**PROBLEM REQUIREMENTS**.
Write out the full listing exactly as given, minus the images.

**Saved entries**.

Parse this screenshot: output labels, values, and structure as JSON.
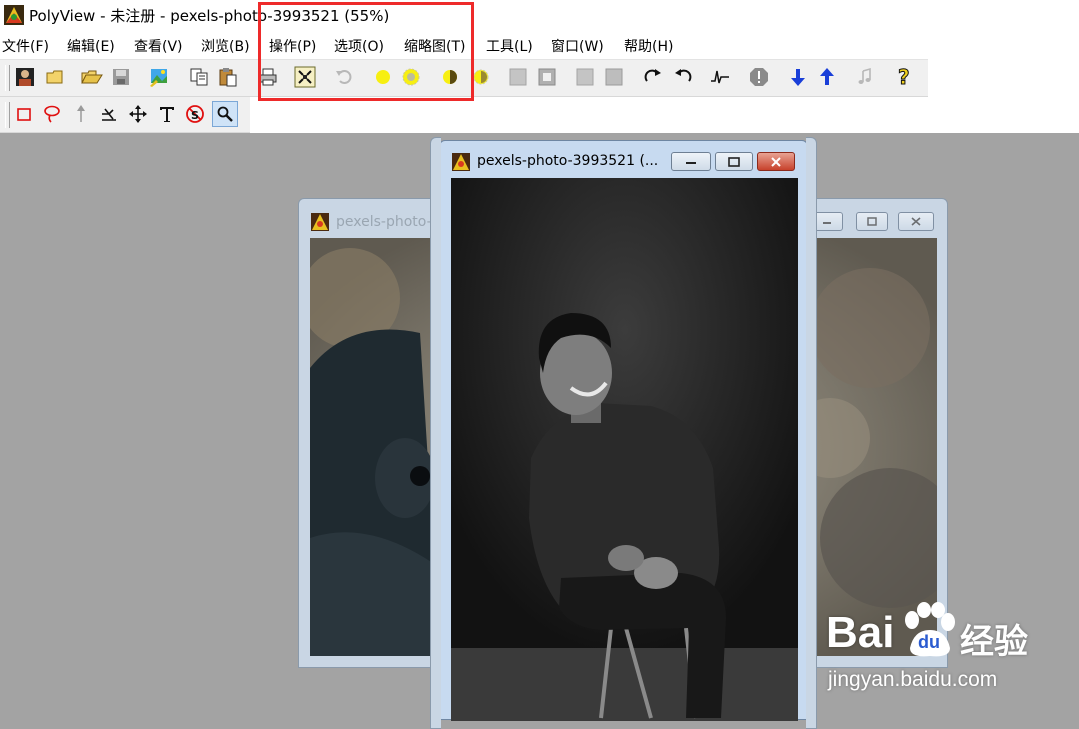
{
  "app": {
    "title": "PolyView - 未注册 - pexels-photo-3993521 (55%)"
  },
  "menu": {
    "items": [
      "文件(F)",
      "编辑(E)",
      "查看(V)",
      "浏览(B)",
      "操作(P)",
      "选项(O)",
      "缩略图(T)",
      "工具(L)",
      "窗口(W)",
      "帮助(H)"
    ]
  },
  "toolbar": {
    "main_icons": [
      "portrait-icon",
      "open-folder-icon",
      "open-file-icon",
      "save-icon",
      "image-adjust-icon",
      "copy-icon",
      "paste-icon",
      "print-icon",
      "fit-window-icon",
      "undo-icon",
      "brightness-icon",
      "brightness-ring-icon",
      "contrast-half-icon",
      "contrast-ring-icon",
      "gray-square-icon",
      "inner-square-icon",
      "gray-square-2-icon",
      "gray-square-3-icon",
      "rotate-cw-icon",
      "rotate-ccw-icon",
      "levels-icon",
      "block-icon",
      "arrow-down-icon",
      "arrow-up-icon",
      "music-note-icon",
      "help-icon"
    ],
    "tool_icons": [
      "rect-select-icon",
      "lasso-icon",
      "arrow-up-thin-icon",
      "crop-angle-icon",
      "move-icon",
      "text-tool-icon",
      "stamp-icon",
      "magnify-icon"
    ],
    "active_tool": "magnify-icon"
  },
  "windows": {
    "front_title": "pexels-photo-3993521 (...",
    "back_title": "pexels-photo-"
  },
  "watermark": {
    "brand": "Bai",
    "paw": "du",
    "cn": "经验",
    "url": "jingyan.baidu.com"
  },
  "colors": {
    "highlight": "#ee2a2a",
    "blue_arrow": "#1a3fd8",
    "workspace": "#a3a3a3"
  }
}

**FINAL ANSWER**.
Parse this screenshot: output labels, values, and structure as JSON.
{
  "app": {
    "title": "PolyView - 未注册 - pexels-photo-3993521 (55%)"
  },
  "menu": {
    "items": [
      "文件(F)",
      "编辑(E)",
      "查看(V)",
      "浏览(B)",
      "操作(P)",
      "选项(O)",
      "缩略图(T)",
      "工具(L)",
      "窗口(W)",
      "帮助(H)"
    ]
  },
  "toolbar": {
    "main_icons": [
      "portrait-icon",
      "open-folder-icon",
      "open-file-icon",
      "save-icon",
      "image-adjust-icon",
      "copy-icon",
      "paste-icon",
      "print-icon",
      "fit-window-icon",
      "undo-icon",
      "brightness-icon",
      "brightness-ring-icon",
      "contrast-half-icon",
      "contrast-ring-icon",
      "gray-square-icon",
      "inner-square-icon",
      "gray-square-2-icon",
      "gray-square-3-icon",
      "rotate-cw-icon",
      "rotate-ccw-icon",
      "levels-icon",
      "block-icon",
      "arrow-down-icon",
      "arrow-up-icon",
      "music-note-icon",
      "help-icon"
    ],
    "tool_icons": [
      "rect-select-icon",
      "lasso-icon",
      "arrow-up-thin-icon",
      "crop-angle-icon",
      "move-icon",
      "text-tool-icon",
      "stamp-icon",
      "magnify-icon"
    ],
    "active_tool": "magnify-icon"
  },
  "windows": {
    "front_title": "pexels-photo-3993521 (...",
    "back_title": "pexels-photo-"
  },
  "watermark": {
    "brand": "Bai",
    "paw": "du",
    "cn": "经验",
    "url": "jingyan.baidu.com"
  },
  "colors": {
    "highlight": "#ee2a2a",
    "blue_arrow": "#1a3fd8",
    "workspace": "#a3a3a3"
  }
}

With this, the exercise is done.